(Records from a data source)
....

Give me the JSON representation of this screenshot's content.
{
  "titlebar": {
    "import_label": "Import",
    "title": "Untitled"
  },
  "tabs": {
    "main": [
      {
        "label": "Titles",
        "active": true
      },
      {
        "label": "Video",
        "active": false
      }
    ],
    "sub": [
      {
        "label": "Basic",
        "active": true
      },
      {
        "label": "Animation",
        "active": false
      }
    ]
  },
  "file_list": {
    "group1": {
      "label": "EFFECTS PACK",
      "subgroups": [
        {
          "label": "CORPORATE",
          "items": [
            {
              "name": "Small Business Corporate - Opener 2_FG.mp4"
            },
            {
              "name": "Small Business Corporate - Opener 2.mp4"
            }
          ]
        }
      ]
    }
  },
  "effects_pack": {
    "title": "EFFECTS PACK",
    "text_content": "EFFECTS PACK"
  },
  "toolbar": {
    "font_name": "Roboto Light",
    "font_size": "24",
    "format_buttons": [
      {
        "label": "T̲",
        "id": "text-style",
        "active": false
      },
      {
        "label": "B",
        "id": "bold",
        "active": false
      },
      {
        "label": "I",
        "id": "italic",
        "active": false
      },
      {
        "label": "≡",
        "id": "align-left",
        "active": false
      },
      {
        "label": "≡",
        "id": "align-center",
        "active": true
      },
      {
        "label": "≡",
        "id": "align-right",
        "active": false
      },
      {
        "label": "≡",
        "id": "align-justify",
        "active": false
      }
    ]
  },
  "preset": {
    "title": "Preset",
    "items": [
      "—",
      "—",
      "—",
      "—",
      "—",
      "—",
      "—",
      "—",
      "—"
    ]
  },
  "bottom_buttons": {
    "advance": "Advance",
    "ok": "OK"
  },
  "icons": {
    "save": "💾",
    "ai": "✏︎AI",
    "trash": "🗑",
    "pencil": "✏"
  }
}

....

Reproduce the material precisely, including every line.

** Result of the exercise **
Give me the JSON representation of this screenshot's content.
{
  "titlebar": {
    "import_label": "Import",
    "title": "Untitled"
  },
  "tabs": {
    "main": [
      {
        "label": "Titles",
        "active": true
      },
      {
        "label": "Video",
        "active": false
      }
    ],
    "sub": [
      {
        "label": "Basic",
        "active": true
      },
      {
        "label": "Animation",
        "active": false
      }
    ]
  },
  "file_list": {
    "group1": {
      "label": "EFFECTS PACK",
      "subgroups": [
        {
          "label": "CORPORATE",
          "items": [
            {
              "name": "Small Business Corporate - Opener 2_FG.mp4"
            },
            {
              "name": "Small Business Corporate - Opener 2.mp4"
            }
          ]
        }
      ]
    }
  },
  "effects_pack": {
    "title": "EFFECTS PACK",
    "text_content": "EFFECTS PACK"
  },
  "toolbar": {
    "font_name": "Roboto Light",
    "font_size": "24",
    "format_buttons": [
      {
        "label": "T̲",
        "id": "text-style",
        "active": false
      },
      {
        "label": "B",
        "id": "bold",
        "active": false
      },
      {
        "label": "I",
        "id": "italic",
        "active": false
      },
      {
        "label": "≡",
        "id": "align-left",
        "active": false
      },
      {
        "label": "≡",
        "id": "align-center",
        "active": true
      },
      {
        "label": "≡",
        "id": "align-right",
        "active": false
      },
      {
        "label": "≡",
        "id": "align-justify",
        "active": false
      }
    ]
  },
  "preset": {
    "title": "Preset",
    "items": [
      "—",
      "—",
      "—",
      "—",
      "—",
      "—",
      "—",
      "—",
      "—"
    ]
  },
  "bottom_buttons": {
    "advance": "Advance",
    "ok": "OK"
  },
  "icons": {
    "save": "💾",
    "ai": "✏︎AI",
    "trash": "🗑",
    "pencil": "✏"
  }
}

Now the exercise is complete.